Stored data

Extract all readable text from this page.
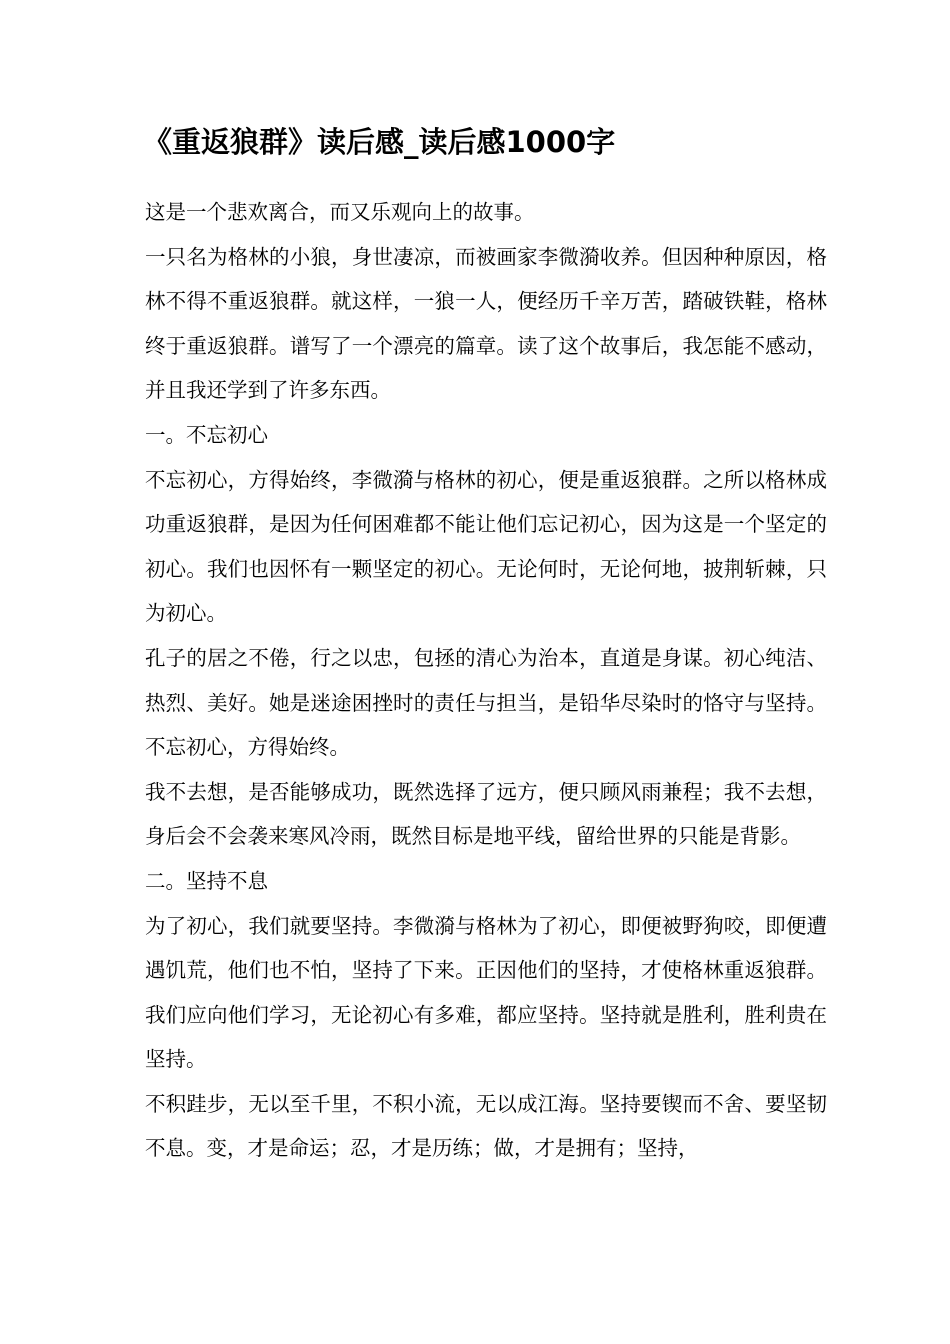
《重返狼群》读后感_读后感1000字

这是一个悲欢离合，而又乐观向上的故事。

一只名为格林的小狼，身世凄凉，而被画家李微漪收养。但因种种原因，格林不得不重返狼群。就这样，一狼一人，便经历千辛万苦，踏破铁鞋，格林终于重返狼群。谱写了一个漂亮的篇章。读了这个故事后，我怎能不感动，并且我还学到了许多东西。

一。不忘初心

不忘初心，方得始终，李微漪与格林的初心，便是重返狼群。之所以格林成功重返狼群，是因为任何困难都不能让他们忘记初心，因为这是一个坚定的初心。我们也因怀有一颗坚定的初心。无论何时，无论何地，披荆斩棘，只为初心。

孔子的居之不倦，行之以忠，包拯的清心为治本，直道是身谋。初心纯洁、热烈、美好。她是迷途困挫时的责任与担当，是铅华尽染时的恪守与坚持。不忘初心，方得始终。

我不去想，是否能够成功，既然选择了远方，便只顾风雨兼程；我不去想，身后会不会袭来寒风冷雨，既然目标是地平线，留给世界的只能是背影。

二。坚持不息

为了初心，我们就要坚持。李微漪与格林为了初心，即便被野狗咬，即便遭遇饥荒，他们也不怕，坚持了下来。正因他们的坚持，才使格林重返狼群。我们应向他们学习，无论初心有多难，都应坚持。坚持就是胜利，胜利贵在坚持。

不积跬步，无以至千里，不积小流，无以成江海。坚持要锲而不舍、要坚韧不息。变，才是命运；忍，才是历练；做，才是拥有；坚持，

Request: Each record above should come back exactly the same, only without its pictures.

Result for this task:
Extract all readable text from this page.
《重返狼群》读后感_读后感1000字

这是一个悲欢离合，而又乐观向上的故事。

一只名为格林的小狼，身世凄凉，而被画家李微漪收养。但因种种原因，格林不得不重返狼群。就这样，一狼一人，便经历千辛万苦，踏破铁鞋，格林终于重返狼群。谱写了一个漂亮的篇章。读了这个故事后，我怎能不感动，并且我还学到了许多东西。

一。不忘初心

不忘初心，方得始终，李微漪与格林的初心，便是重返狼群。之所以格林成功重返狼群，是因为任何困难都不能让他们忘记初心，因为这是一个坚定的初心。我们也因怀有一颗坚定的初心。无论何时，无论何地，披荆斩棘，只为初心。

孔子的居之不倦，行之以忠，包拯的清心为治本，直道是身谋。初心纯洁、热烈、美好。她是迷途困挫时的责任与担当，是铅华尽染时的恪守与坚持。不忘初心，方得始终。

我不去想，是否能够成功，既然选择了远方，便只顾风雨兼程；我不去想，身后会不会袭来寒风冷雨，既然目标是地平线，留给世界的只能是背影。

二。坚持不息

为了初心，我们就要坚持。李微漪与格林为了初心，即便被野狗咬，即便遭遇饥荒，他们也不怕，坚持了下来。正因他们的坚持，才使格林重返狼群。我们应向他们学习，无论初心有多难，都应坚持。坚持就是胜利，胜利贵在坚持。

不积跬步，无以至千里，不积小流，无以成江海。坚持要锲而不舍、要坚韧不息。变，才是命运；忍，才是历练；做，才是拥有；坚持，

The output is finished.